§ GIVEN PROBLEM 1:
Output the passage of the Victor Olaiya text between "In his own words" and "Howard to study.", inclusive.
§ GIVEN PROBLEM 2:
Pick up the text about Victor Olaiya after its last sentence and keep writing it.

§ PROVIDED TEXT:

- - -

He played with highlife artist E. T. Mensah of Ghana, and released a best-selling joint album with Mensah. Both the drummer Tony Allen and vocalist Fela Kuti played with Olaiya and went on to achieve individual success. Kola Ogunkoya played in the All Stars Band from 1986 to 1987 and went on to have a highly successful career with his own Afrobeat band.
"They thought I moved Highlife music out of the ordinary. Then, it was believed that my Highlife was a little bit out of this world, beyond explanation. This was why Alhaji Alade Odunewu of the Daily Times styled me The Evil Genius of Highlife."
Victor Olaiya is certainly one of the legendary foundation stones of modern Nigerian music, yet he has never received much acknowlegement or really had his albums released or promoted in any quantity outside of Nigeria. So this Vampisoul release is a step in the right direction and not before time, for a 77 years old who was probably Nigeria’s leading star of 50's and early 60's, his golden years. Dr. Victor Abimbola Olaiya, the evil genius of Highlife, is still sockin’ it to them after 60 years on stage. If you’re lucky you can catch him blowing that trumpet and singing his heart out at his own celebrated 'Stadium Hotel' in Lagos, Nigeria.
This album from 1970 is from Olaiya’s Highlife / Funk phase, but its worth taking a trawl through his back pages to see how he became the Evil Genius, before you roll back the rug and get down with the Highlife-Funk.
In his own words
I was born to the family of Alfred Omolewa Bath Sheba Owolabi Olaiya in the ancient city of Calabar on 31st December 1937. I am from Ijesha-Ishu in Ekiti State. I had my early education at Big Qua Town at Calabar, while my primary education was at African school, Onitsha. I came to Lagos in search of greener pastures and for greater challenges and I had an opportunity to further my education, regarding music as a past time. I started attending classes in the day and playing music in the night, until I sat for and passed the school certificate examination in 1951. I later gained admission into Howard University, America to read Civil engineering but finance became I stumbling block and as such I couldn't go to Howard to study.
Incursion Into music
I was not to be a musician. I did not have any premonition of my calling into the music profession. Like I said I was to be a civil engineer and by the time I got a scholarship to go overseas, I asked my uncle the late S. O. Rotimi who was then living at Owerri, to lend me some money to aid my transportation by sea to Howard. But he turned me down. At that instance I couldn't embark on the journey and the opportunity of the scholarship failed. So, I started playing music, which was my hobby then. With God's guidance I started paying attention to music which today has earned me fame.
A Stumbling Block
At that time my family was against my going into music. They believed naturally, that, anyone who plays music is an irresponsible person who belonged to the group of Indian hemp smokers. To them, music was a No-Go-Area until providence smiled at me. The maiden issue of Daily Times had on the front page reported that Victor Olaiya was to play at one of the big ceremonies. My elder brother saw it and was furious. he called me and every member of the family and I was made to explain to every one whether I am the person talked about in the papers. I couldn't answer and I was shivering. at the end, I said yes. They asked me if I play music, I also said yes. It was then they prayed for me and gave me the go ahead and this was how I got my freedom to be in music.

- - -

§ SUPPLIED MATERIAL:
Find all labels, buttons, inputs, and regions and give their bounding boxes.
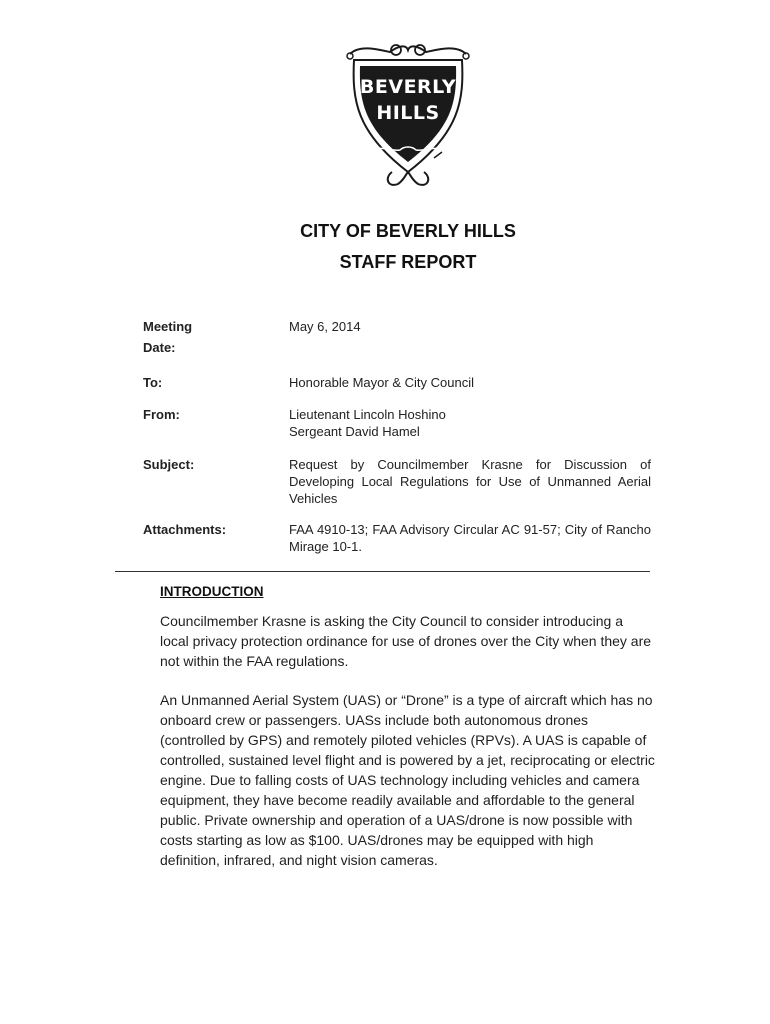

- - -

§ REPLY 1:
In his own words
I was born to the family of Alfred Omolewa Bath Sheba Owolabi Olaiya in the ancient city of Calabar on 31st December 1937. I am from Ijesha-Ishu in Ekiti State. I had my early education at Big Qua Town at Calabar, while my primary education was at African school, Onitsha. I came to Lagos in search of greener pastures and for greater challenges and I had an opportunity to further my education, regarding music as a past time. I started attending classes in the day and playing music in the night, until I sat for and passed the school certificate examination in 1951. I later gained admission into Howard University, America to read Civil engineering but finance became I stumbling block and as such I couldn't go to Howard to study.

§ REPLY 2:
Like Father, Like Son
Today, my children play different kinds of instrument; some play trumpet just like me, others play piano, guitars etc. It is a matter of choice and it appears that they are stepping into my shoes. As at now six of them read music and they play piano. There are three girls, Yejide is good on clarinet, she is a graduate of the University of Lagos, she is currently doing her masters degree at the University of Ibadan. She also plays the auto-sax. The two other girls play electric guitar and piano. Dupe also plays clarinet and auto-sax. The male, Bayode plays the trumpet and takes the lead, he is also a graduate of Lagos State University. There is also Abidemi, a student of the University of Ibadan studying Civil engineering, he plays the tenor saxophone. And the third boy, Abiodun Olaiya, plays the trumpet. They form the front row instrumentalist of the band. I have always desired that all of them play the piano and major in one instrument. A number of them have taken after me and as at now they are playing in the band and are doing very well. Just come here on Saturday, you will see them performing.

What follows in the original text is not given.